Start
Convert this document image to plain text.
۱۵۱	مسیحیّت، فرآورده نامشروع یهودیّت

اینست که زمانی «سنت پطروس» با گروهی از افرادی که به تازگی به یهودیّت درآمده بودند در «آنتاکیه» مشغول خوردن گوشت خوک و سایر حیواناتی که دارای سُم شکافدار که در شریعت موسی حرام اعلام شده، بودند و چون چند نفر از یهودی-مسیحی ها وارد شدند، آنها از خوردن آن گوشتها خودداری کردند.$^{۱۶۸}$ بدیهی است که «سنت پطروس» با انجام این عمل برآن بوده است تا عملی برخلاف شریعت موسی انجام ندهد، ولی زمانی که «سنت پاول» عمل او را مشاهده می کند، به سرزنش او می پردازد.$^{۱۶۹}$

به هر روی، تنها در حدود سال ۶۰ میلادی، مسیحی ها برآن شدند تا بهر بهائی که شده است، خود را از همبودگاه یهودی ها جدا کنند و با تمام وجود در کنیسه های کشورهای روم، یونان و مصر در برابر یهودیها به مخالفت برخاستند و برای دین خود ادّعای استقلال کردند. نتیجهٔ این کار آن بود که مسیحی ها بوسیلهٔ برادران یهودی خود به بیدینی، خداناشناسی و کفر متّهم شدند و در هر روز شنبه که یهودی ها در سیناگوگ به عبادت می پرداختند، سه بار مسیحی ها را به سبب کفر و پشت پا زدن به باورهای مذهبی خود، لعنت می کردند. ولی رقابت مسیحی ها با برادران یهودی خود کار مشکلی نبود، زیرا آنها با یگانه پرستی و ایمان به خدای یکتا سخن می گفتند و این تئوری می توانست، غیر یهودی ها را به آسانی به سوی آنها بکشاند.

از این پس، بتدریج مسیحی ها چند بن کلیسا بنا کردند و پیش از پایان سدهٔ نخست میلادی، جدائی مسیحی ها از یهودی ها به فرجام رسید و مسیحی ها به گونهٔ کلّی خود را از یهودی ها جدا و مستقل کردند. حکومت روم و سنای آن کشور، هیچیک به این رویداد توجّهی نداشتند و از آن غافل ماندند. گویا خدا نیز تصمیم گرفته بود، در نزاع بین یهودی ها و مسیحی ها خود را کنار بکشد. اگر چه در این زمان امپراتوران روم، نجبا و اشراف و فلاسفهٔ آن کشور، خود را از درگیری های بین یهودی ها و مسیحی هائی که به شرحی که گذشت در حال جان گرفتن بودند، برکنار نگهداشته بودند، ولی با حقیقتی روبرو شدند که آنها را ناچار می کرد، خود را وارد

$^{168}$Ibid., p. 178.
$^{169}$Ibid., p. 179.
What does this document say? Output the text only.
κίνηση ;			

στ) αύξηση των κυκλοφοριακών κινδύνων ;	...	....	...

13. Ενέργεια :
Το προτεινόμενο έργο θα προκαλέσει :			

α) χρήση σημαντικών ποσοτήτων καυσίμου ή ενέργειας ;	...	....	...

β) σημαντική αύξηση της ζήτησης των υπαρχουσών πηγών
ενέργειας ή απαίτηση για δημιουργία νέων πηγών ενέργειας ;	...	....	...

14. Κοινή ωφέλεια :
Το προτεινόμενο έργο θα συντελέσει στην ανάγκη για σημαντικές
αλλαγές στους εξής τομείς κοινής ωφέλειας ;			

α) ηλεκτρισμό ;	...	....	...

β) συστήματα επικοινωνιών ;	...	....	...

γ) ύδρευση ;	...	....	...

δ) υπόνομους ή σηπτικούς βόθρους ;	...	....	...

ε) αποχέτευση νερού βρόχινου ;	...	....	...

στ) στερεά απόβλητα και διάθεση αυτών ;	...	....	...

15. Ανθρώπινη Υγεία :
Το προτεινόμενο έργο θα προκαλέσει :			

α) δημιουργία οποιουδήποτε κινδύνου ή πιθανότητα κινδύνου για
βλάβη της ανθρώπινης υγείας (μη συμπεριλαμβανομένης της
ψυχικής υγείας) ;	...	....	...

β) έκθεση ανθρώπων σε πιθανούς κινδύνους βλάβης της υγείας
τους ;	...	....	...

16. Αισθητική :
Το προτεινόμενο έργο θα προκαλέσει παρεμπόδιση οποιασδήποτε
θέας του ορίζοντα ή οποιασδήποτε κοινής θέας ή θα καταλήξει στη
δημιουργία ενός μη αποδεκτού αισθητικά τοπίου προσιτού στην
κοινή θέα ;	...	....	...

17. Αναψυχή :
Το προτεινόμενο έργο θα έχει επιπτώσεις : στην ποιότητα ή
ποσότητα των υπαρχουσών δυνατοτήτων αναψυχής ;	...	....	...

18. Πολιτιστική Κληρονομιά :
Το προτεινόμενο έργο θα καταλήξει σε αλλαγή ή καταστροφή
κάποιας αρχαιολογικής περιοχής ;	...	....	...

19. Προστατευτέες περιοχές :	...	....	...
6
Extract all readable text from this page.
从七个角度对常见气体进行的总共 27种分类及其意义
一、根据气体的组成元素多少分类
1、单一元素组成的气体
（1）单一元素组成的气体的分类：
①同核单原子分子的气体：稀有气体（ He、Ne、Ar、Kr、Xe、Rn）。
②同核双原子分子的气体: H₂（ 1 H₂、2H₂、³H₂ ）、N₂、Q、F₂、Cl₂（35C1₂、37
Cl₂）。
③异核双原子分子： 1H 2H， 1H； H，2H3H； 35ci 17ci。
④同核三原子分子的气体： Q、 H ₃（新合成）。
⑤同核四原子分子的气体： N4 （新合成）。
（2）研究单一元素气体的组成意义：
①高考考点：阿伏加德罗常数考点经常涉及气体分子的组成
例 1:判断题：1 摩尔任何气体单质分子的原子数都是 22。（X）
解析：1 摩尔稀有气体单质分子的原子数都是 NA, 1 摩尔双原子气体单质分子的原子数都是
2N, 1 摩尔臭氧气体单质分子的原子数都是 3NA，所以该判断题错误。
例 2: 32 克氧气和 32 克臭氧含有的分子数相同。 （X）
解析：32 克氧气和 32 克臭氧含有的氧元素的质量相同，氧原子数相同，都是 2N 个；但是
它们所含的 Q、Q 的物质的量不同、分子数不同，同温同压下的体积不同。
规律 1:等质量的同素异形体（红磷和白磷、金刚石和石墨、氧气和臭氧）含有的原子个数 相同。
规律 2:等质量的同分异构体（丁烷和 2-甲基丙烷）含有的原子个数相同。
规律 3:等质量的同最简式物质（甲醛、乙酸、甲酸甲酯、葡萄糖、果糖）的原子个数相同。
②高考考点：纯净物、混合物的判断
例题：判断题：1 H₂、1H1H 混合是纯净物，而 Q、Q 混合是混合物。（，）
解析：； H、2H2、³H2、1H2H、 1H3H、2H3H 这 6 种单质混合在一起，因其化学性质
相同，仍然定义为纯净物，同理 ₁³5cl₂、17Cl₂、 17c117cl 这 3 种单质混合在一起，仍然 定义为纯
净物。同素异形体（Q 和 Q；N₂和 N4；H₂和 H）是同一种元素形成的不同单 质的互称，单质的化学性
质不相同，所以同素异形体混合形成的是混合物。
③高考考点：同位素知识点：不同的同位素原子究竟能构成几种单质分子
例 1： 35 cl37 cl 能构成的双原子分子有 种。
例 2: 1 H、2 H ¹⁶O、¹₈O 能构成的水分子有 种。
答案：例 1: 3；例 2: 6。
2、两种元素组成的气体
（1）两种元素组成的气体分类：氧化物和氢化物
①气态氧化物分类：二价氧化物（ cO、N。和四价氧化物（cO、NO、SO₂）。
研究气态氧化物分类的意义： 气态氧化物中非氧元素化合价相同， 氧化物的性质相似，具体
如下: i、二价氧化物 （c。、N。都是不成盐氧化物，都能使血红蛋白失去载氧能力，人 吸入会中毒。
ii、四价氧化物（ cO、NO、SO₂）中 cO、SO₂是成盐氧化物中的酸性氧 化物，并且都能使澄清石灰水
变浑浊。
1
End
### To be done:
The records above need to be transcribed in full. Keep every character unchanged.

### Solution for this exercise:
Convert this document image to plain text.
۱۵۱	مسیحیّت، فرآورده نامشروع یهودیّت

اینست که زمانی «سنت پطروس» با گروهی از افرادی که به تازگی به یهودیّت درآمده بودند در «آنتاکیه» مشغول خوردن گوشت خوک و سایر حیواناتی که دارای سُم شکافدار که در شریعت موسی حرام اعلام شده، بودند و چون چند نفر از یهودی-مسیحی ها وارد شدند، آنها از خوردن آن گوشتها خودداری کردند.$^{۱۶۸}$ بدیهی است که «سنت پطروس» با انجام این عمل برآن بوده است تا عملی برخلاف شریعت موسی انجام ندهد، ولی زمانی که «سنت پاول» عمل او را مشاهده می کند، به سرزنش او می پردازد.$^{۱۶۹}$

به هر روی، تنها در حدود سال ۶۰ میلادی، مسیحی ها برآن شدند تا بهر بهائی که شده است، خود را از همبودگاه یهودی ها جدا کنند و با تمام وجود در کنیسه های کشورهای روم، یونان و مصر در برابر یهودیها به مخالفت برخاستند و برای دین خود ادّعای استقلال کردند. نتیجهٔ این کار آن بود که مسیحی ها بوسیلهٔ برادران یهودی خود به بیدینی، خداناشناسی و کفر متّهم شدند و در هر روز شنبه که یهودی ها در سیناگوگ به عبادت می پرداختند، سه بار مسیحی ها را به سبب کفر و پشت پا زدن به باورهای مذهبی خود، لعنت می کردند. ولی رقابت مسیحی ها با برادران یهودی خود کار مشکلی نبود، زیرا آنها با یگانه پرستی و ایمان به خدای یکتا سخن می گفتند و این تئوری می توانست، غیر یهودی ها را به آسانی به سوی آنها بکشاند.

از این پس، بتدریج مسیحی ها چند بن کلیسا بنا کردند و پیش از پایان سدهٔ نخست میلادی، جدائی مسیحی ها از یهودی ها به فرجام رسید و مسیحی ها به گونهٔ کلّی خود را از یهودی ها جدا و مستقل کردند. حکومت روم و سنای آن کشور، هیچیک به این رویداد توجّهی نداشتند و از آن غافل ماندند. گویا خدا نیز تصمیم گرفته بود، در نزاع بین یهودی ها و مسیحی ها خود را کنار بکشد. اگر چه در این زمان امپراتوران روم، نجبا و اشراف و فلاسفهٔ آن کشور، خود را از درگیری های بین یهودی ها و مسیحی هائی که به شرحی که گذشت در حال جان گرفتن بودند، برکنار نگهداشته بودند، ولی با حقیقتی روبرو شدند که آنها را ناچار می کرد، خود را وارد

$^{168}$Ibid., p. 178.
$^{169}$Ibid., p. 179.
What does this document say? Output the text only.
κίνηση ;			

στ) αύξηση των κυκλοφοριακών κινδύνων ;	...	....	...

13. Ενέργεια :
Το προτεινόμενο έργο θα προκαλέσει :			

α) χρήση σημαντικών ποσοτήτων καυσίμου ή ενέργειας ;	...	....	...

β) σημαντική αύξηση της ζήτησης των υπαρχουσών πηγών
ενέργειας ή απαίτηση για δημιουργία νέων πηγών ενέργειας ;	...	....	...

14. Κοινή ωφέλεια :
Το προτεινόμενο έργο θα συντελέσει στην ανάγκη για σημαντικές
αλλαγές στους εξής τομείς κοινής ωφέλειας ;			

α) ηλεκτρισμό ;	...	....	...

β) συστήματα επικοινωνιών ;	...	....	...

γ) ύδρευση ;	...	....	...

δ) υπόνομους ή σηπτικούς βόθρους ;	...	....	...

ε) αποχέτευση νερού βρόχινου ;	...	....	...

στ) στερεά απόβλητα και διάθεση αυτών ;	...	....	...

15. Ανθρώπινη Υγεία :
Το προτεινόμενο έργο θα προκαλέσει :			

α) δημιουργία οποιουδήποτε κινδύνου ή πιθανότητα κινδύνου για
βλάβη της ανθρώπινης υγείας (μη συμπεριλαμβανομένης της
ψυχικής υγείας) ;	...	....	...

β) έκθεση ανθρώπων σε πιθανούς κινδύνους βλάβης της υγείας
τους ;	...	....	...

16. Αισθητική :
Το προτεινόμενο έργο θα προκαλέσει παρεμπόδιση οποιασδήποτε
θέας του ορίζοντα ή οποιασδήποτε κοινής θέας ή θα καταλήξει στη
δημιουργία ενός μη αποδεκτού αισθητικά τοπίου προσιτού στην
κοινή θέα ;	...	....	...

17. Αναψυχή :
Το προτεινόμενο έργο θα έχει επιπτώσεις : στην ποιότητα ή
ποσότητα των υπαρχουσών δυνατοτήτων αναψυχής ;	...	....	...

18. Πολιτιστική Κληρονομιά :
Το προτεινόμενο έργο θα καταλήξει σε αλλαγή ή καταστροφή
κάποιας αρχαιολογικής περιοχής ;	...	....	...

19. Προστατευτέες περιοχές :	...	....	...
6
Extract all readable text from this page.
从七个角度对常见气体进行的总共 27种分类及其意义
一、根据气体的组成元素多少分类
1、单一元素组成的气体
（1）单一元素组成的气体的分类：
①同核单原子分子的气体：稀有气体（ He、Ne、Ar、Kr、Xe、Rn）。
②同核双原子分子的气体: H₂（ 1 H₂、2H₂、³H₂ ）、N₂、Q、F₂、Cl₂（35C1₂、37
Cl₂）。
③异核双原子分子： 1H 2H， 1H； H，2H3H； 35ci 17ci。
④同核三原子分子的气体： Q、 H ₃（新合成）。
⑤同核四原子分子的气体： N4 （新合成）。
（2）研究单一元素气体的组成意义：
①高考考点：阿伏加德罗常数考点经常涉及气体分子的组成
例 1:判断题：1 摩尔任何气体单质分子的原子数都是 22。（X）
解析：1 摩尔稀有气体单质分子的原子数都是 NA, 1 摩尔双原子气体单质分子的原子数都是
2N, 1 摩尔臭氧气体单质分子的原子数都是 3NA，所以该判断题错误。
例 2: 32 克氧气和 32 克臭氧含有的分子数相同。 （X）
解析：32 克氧气和 32 克臭氧含有的氧元素的质量相同，氧原子数相同，都是 2N 个；但是
它们所含的 Q、Q 的物质的量不同、分子数不同，同温同压下的体积不同。
规律 1:等质量的同素异形体（红磷和白磷、金刚石和石墨、氧气和臭氧）含有的原子个数 相同。
规律 2:等质量的同分异构体（丁烷和 2-甲基丙烷）含有的原子个数相同。
规律 3:等质量的同最简式物质（甲醛、乙酸、甲酸甲酯、葡萄糖、果糖）的原子个数相同。
②高考考点：纯净物、混合物的判断
例题：判断题：1 H₂、1H1H 混合是纯净物，而 Q、Q 混合是混合物。（，）
解析：； H、2H2、³H2、1H2H、 1H3H、2H3H 这 6 种单质混合在一起，因其化学性质
相同，仍然定义为纯净物，同理 ₁³5cl₂、17Cl₂、 17c117cl 这 3 种单质混合在一起，仍然 定义为纯
净物。同素异形体（Q 和 Q；N₂和 N4；H₂和 H）是同一种元素形成的不同单 质的互称，单质的化学性
质不相同，所以同素异形体混合形成的是混合物。
③高考考点：同位素知识点：不同的同位素原子究竟能构成几种单质分子
例 1： 35 cl37 cl 能构成的双原子分子有 种。
例 2: 1 H、2 H ¹⁶O、¹₈O 能构成的水分子有 种。
答案：例 1: 3；例 2: 6。
2、两种元素组成的气体
（1）两种元素组成的气体分类：氧化物和氢化物
①气态氧化物分类：二价氧化物（ cO、N。和四价氧化物（cO、NO、SO₂）。
研究气态氧化物分类的意义： 气态氧化物中非氧元素化合价相同， 氧化物的性质相似，具体
如下: i、二价氧化物 （c。、N。都是不成盐氧化物，都能使血红蛋白失去载氧能力，人 吸入会中毒。
ii、四价氧化物（ cO、NO、SO₂）中 cO、SO₂是成盐氧化物中的酸性氧 化物，并且都能使澄清石灰水
变浑浊。
1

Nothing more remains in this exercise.